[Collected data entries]
⁂
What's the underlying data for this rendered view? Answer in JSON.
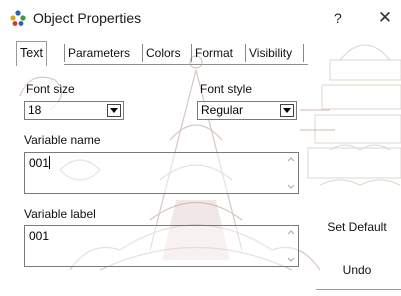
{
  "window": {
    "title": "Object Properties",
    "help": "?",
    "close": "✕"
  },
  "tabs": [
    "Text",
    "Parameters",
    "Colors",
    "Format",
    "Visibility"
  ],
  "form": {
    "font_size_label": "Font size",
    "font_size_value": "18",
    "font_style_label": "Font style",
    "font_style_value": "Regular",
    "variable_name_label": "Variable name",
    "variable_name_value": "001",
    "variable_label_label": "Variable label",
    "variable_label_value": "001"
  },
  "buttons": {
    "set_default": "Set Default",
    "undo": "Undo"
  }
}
⁂
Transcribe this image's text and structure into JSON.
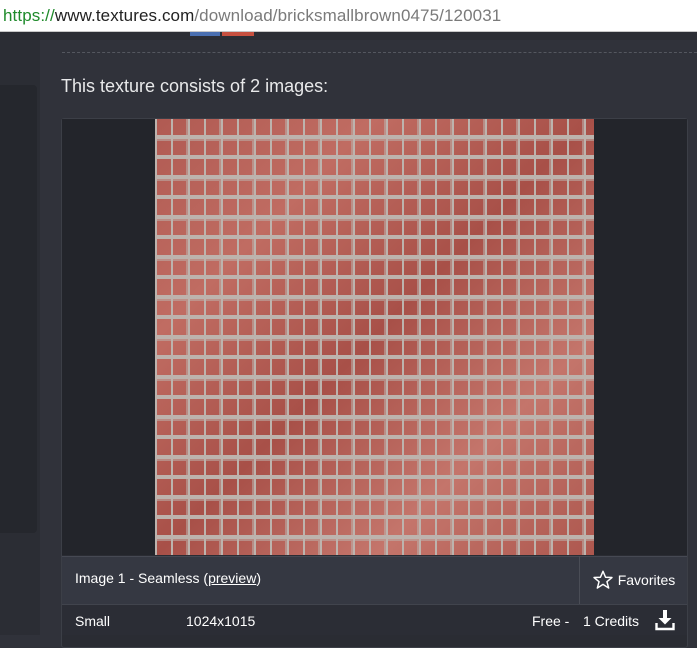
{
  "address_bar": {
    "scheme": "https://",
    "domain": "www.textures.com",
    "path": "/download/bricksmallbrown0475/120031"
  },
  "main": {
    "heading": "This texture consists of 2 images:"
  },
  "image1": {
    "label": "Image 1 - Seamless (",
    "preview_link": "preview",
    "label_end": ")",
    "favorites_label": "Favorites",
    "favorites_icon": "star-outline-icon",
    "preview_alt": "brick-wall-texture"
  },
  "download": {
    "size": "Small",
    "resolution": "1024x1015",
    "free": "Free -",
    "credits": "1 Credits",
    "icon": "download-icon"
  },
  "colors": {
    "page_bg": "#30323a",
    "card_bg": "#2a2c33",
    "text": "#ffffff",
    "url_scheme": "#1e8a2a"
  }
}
⁂
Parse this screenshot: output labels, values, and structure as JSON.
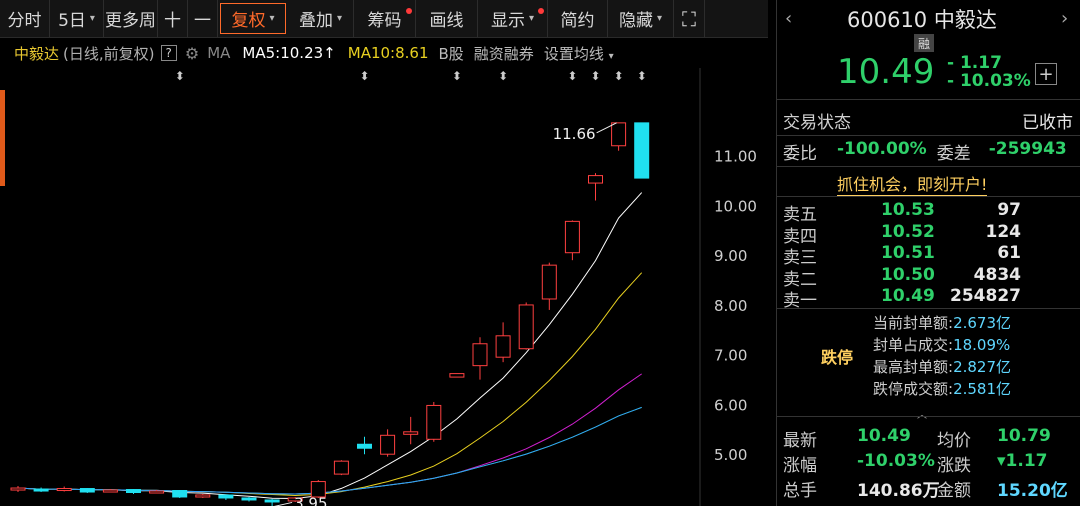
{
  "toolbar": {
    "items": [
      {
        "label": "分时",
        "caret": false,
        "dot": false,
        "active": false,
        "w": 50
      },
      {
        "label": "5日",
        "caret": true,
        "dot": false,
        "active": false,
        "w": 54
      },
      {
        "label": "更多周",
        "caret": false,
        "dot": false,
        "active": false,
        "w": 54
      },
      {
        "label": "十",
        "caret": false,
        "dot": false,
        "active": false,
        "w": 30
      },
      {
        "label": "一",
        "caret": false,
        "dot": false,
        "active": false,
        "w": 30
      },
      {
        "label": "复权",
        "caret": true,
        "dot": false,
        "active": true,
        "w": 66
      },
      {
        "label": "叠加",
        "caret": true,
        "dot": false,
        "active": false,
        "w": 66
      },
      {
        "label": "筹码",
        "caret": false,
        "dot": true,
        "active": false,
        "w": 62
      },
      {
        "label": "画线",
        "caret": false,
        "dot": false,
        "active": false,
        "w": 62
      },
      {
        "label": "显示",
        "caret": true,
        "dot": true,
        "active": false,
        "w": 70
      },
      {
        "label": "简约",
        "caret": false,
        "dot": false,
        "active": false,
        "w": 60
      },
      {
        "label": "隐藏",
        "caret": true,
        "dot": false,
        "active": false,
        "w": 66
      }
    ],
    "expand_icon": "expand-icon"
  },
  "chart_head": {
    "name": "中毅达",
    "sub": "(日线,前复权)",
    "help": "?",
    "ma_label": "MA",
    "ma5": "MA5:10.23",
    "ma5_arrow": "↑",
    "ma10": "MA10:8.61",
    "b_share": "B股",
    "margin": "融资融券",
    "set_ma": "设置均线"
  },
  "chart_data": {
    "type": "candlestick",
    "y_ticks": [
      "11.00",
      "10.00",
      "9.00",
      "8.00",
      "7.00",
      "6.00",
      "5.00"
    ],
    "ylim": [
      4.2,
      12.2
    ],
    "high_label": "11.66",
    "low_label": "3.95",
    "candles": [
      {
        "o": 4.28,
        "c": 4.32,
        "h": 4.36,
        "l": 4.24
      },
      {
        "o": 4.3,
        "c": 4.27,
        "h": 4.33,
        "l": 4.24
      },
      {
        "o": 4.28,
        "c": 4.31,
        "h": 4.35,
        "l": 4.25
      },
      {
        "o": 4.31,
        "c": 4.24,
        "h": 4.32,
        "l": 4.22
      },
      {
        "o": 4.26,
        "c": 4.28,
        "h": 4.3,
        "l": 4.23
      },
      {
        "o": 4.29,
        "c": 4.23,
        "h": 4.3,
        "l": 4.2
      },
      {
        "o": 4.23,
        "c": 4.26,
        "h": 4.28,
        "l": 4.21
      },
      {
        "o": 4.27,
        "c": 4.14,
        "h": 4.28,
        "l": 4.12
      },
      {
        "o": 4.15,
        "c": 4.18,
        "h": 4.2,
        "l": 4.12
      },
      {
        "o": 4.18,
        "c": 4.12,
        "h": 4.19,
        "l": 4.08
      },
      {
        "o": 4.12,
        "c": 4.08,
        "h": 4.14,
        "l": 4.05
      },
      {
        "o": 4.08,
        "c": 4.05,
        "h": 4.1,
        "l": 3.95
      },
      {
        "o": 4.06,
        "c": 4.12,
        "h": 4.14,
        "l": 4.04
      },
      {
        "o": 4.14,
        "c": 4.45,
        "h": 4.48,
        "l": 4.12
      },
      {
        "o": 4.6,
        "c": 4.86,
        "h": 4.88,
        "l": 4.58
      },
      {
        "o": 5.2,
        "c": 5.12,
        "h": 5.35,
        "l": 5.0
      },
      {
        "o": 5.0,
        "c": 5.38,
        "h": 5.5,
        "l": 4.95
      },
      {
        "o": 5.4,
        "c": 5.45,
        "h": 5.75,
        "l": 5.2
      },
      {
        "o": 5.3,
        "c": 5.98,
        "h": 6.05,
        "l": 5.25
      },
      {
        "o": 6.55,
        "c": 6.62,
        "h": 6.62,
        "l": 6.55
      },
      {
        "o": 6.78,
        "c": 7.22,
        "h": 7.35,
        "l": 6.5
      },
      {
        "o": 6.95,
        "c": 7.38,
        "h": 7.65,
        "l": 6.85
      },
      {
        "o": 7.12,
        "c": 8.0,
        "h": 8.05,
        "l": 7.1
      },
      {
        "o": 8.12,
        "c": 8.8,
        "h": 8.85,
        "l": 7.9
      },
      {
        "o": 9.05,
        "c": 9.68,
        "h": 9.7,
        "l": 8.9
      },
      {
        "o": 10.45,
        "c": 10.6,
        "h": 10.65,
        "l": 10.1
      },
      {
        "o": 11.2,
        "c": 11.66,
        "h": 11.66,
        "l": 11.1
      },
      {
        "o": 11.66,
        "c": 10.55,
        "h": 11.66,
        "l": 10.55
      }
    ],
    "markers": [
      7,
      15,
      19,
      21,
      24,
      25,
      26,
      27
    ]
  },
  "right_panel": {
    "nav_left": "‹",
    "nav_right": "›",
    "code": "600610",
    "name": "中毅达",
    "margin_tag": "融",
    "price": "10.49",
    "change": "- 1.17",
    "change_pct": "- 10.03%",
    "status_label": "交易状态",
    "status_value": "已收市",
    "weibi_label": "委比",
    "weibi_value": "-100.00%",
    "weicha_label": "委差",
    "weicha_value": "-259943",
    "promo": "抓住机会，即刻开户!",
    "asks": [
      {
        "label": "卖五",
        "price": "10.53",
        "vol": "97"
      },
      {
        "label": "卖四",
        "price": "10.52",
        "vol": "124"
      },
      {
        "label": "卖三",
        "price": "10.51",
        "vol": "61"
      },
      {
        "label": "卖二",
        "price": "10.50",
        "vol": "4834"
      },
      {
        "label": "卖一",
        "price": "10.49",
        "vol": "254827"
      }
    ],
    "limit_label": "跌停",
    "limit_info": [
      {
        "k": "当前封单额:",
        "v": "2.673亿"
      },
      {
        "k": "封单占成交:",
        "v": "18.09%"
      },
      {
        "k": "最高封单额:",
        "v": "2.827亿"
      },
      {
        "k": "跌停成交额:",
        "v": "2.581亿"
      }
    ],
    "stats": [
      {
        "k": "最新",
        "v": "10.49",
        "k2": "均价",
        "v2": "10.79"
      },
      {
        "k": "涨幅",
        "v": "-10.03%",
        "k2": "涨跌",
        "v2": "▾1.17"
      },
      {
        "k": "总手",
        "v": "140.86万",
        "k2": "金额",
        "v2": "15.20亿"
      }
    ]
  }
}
⁂
Task description >> Extract, from the material above, each line holding the word "price".

Problem solution >>
    "price": "10.49",
        "price": "10.53",
        "price": "10.52",
        "price": "10.51",
        "price": "10.50",
        "price": "10.49",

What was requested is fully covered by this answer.